What needs to be done: Pull out from the material below all lines with "összefüggése".

((

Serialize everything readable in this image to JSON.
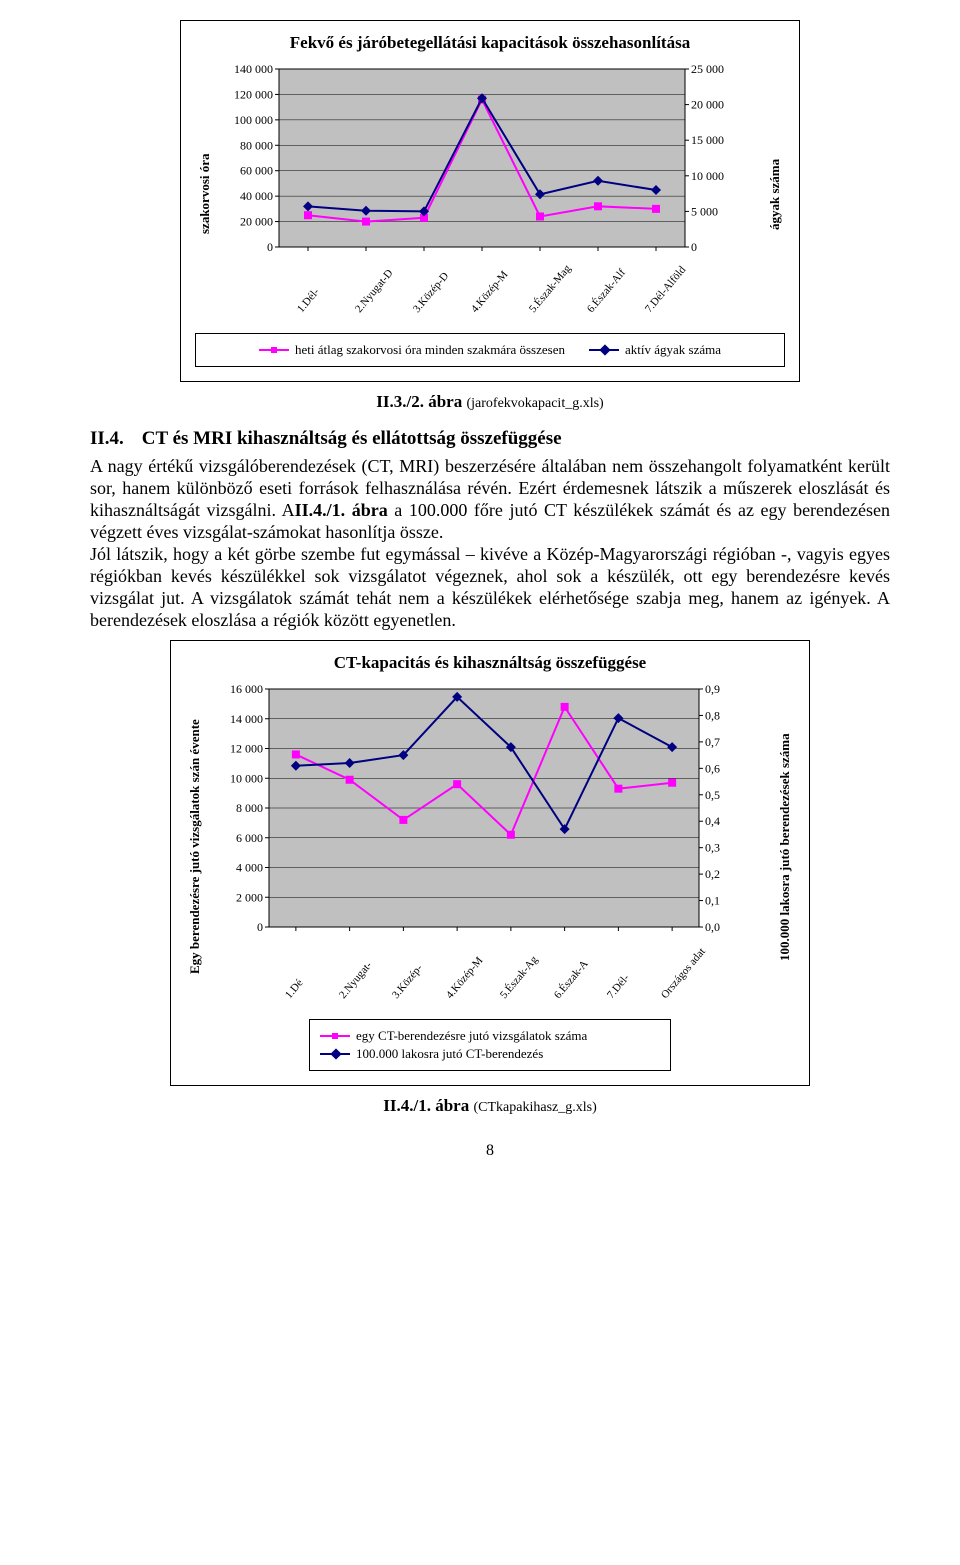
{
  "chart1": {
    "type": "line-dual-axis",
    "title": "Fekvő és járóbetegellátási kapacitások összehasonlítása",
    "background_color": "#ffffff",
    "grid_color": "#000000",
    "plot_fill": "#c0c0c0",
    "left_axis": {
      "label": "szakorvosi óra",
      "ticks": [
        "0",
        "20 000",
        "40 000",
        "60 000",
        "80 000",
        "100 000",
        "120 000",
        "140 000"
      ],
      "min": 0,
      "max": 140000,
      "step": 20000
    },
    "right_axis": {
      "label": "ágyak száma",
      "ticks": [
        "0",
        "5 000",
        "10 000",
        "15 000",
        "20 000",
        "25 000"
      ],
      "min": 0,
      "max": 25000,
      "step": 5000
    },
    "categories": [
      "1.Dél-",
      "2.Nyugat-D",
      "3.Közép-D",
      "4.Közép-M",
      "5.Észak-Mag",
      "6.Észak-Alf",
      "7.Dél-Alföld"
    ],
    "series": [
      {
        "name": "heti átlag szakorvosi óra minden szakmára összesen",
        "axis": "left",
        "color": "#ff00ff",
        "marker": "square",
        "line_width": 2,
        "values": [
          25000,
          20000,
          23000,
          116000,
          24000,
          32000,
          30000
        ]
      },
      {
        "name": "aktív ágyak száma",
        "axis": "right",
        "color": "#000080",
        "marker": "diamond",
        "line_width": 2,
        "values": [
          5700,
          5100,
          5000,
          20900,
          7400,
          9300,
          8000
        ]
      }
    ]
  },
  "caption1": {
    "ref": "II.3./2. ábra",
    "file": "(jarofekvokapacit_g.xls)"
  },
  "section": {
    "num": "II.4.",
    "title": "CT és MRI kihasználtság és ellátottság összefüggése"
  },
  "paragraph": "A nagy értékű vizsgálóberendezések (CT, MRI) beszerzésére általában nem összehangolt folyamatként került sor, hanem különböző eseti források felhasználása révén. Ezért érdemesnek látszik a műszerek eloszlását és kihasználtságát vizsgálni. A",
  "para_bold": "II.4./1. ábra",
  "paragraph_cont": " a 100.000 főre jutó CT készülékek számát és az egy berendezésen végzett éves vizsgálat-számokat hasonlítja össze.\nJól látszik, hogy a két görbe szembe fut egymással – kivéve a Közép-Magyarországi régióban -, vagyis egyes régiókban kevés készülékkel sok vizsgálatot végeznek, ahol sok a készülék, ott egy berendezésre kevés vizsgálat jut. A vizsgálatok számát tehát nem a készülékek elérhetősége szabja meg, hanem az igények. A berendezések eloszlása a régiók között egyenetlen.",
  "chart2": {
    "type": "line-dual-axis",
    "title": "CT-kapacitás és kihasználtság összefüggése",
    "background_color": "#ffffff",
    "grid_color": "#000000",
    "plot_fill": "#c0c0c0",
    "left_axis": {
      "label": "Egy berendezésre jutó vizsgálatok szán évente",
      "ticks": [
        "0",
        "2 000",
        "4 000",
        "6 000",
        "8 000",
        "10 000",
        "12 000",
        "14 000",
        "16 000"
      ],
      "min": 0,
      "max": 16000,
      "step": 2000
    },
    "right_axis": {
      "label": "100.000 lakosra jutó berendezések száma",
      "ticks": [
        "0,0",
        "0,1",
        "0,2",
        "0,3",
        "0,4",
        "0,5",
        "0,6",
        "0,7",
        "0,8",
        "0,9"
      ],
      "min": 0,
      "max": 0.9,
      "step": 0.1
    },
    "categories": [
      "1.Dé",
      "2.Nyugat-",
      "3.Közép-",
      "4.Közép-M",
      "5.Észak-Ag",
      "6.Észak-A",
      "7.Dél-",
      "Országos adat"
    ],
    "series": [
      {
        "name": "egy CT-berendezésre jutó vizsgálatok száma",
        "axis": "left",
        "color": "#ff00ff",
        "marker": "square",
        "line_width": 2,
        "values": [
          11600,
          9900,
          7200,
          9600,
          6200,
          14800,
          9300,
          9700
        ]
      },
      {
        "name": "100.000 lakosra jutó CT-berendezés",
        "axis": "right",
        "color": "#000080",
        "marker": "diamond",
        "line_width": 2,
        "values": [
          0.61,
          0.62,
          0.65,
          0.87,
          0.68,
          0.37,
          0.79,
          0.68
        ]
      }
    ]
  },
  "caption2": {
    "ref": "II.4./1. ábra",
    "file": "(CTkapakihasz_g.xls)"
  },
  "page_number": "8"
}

))
((

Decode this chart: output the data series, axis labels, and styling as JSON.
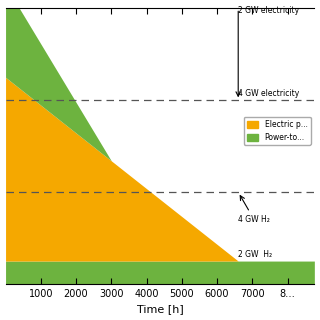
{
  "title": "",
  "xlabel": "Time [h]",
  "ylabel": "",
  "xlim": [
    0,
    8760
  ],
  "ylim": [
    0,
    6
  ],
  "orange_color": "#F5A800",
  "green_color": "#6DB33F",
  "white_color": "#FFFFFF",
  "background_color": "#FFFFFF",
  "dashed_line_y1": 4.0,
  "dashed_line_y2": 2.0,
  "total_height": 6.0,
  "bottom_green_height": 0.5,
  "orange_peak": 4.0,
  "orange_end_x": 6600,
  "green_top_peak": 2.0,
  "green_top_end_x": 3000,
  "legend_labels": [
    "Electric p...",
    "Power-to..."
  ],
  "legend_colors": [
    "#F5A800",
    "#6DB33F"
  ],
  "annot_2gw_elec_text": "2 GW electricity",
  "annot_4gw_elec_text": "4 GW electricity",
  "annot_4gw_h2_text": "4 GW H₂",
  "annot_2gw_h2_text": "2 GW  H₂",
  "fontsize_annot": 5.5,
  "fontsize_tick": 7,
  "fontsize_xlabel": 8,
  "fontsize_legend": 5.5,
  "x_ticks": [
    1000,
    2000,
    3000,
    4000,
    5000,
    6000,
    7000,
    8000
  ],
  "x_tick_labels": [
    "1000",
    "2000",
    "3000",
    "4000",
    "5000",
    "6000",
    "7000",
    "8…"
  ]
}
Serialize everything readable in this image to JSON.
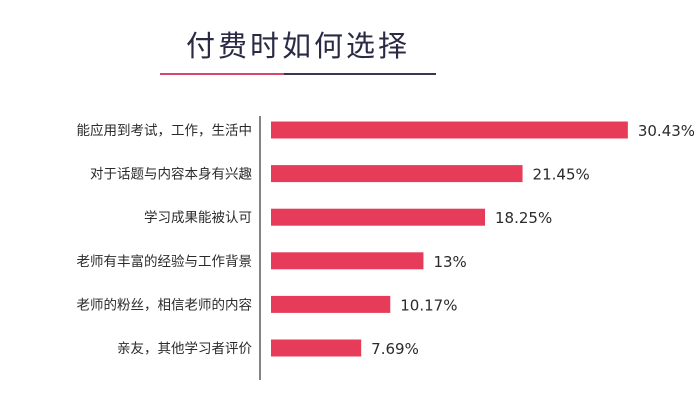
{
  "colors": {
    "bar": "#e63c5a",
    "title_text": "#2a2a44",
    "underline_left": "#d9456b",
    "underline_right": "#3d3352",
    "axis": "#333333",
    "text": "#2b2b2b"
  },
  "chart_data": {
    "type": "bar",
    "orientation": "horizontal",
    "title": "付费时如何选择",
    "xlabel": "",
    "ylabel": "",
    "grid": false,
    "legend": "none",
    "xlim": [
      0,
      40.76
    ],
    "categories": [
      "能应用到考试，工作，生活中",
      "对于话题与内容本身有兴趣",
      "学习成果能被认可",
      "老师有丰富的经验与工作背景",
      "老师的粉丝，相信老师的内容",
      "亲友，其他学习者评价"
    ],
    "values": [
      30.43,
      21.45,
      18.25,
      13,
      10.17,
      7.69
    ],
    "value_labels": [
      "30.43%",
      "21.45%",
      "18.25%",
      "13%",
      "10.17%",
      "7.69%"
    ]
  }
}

))

Exercise result:
    "title": "CT és MRI kihasználtság és ellátottság összefüggése"
    "title": "CT-kapacitás és kihasználtság összefüggése",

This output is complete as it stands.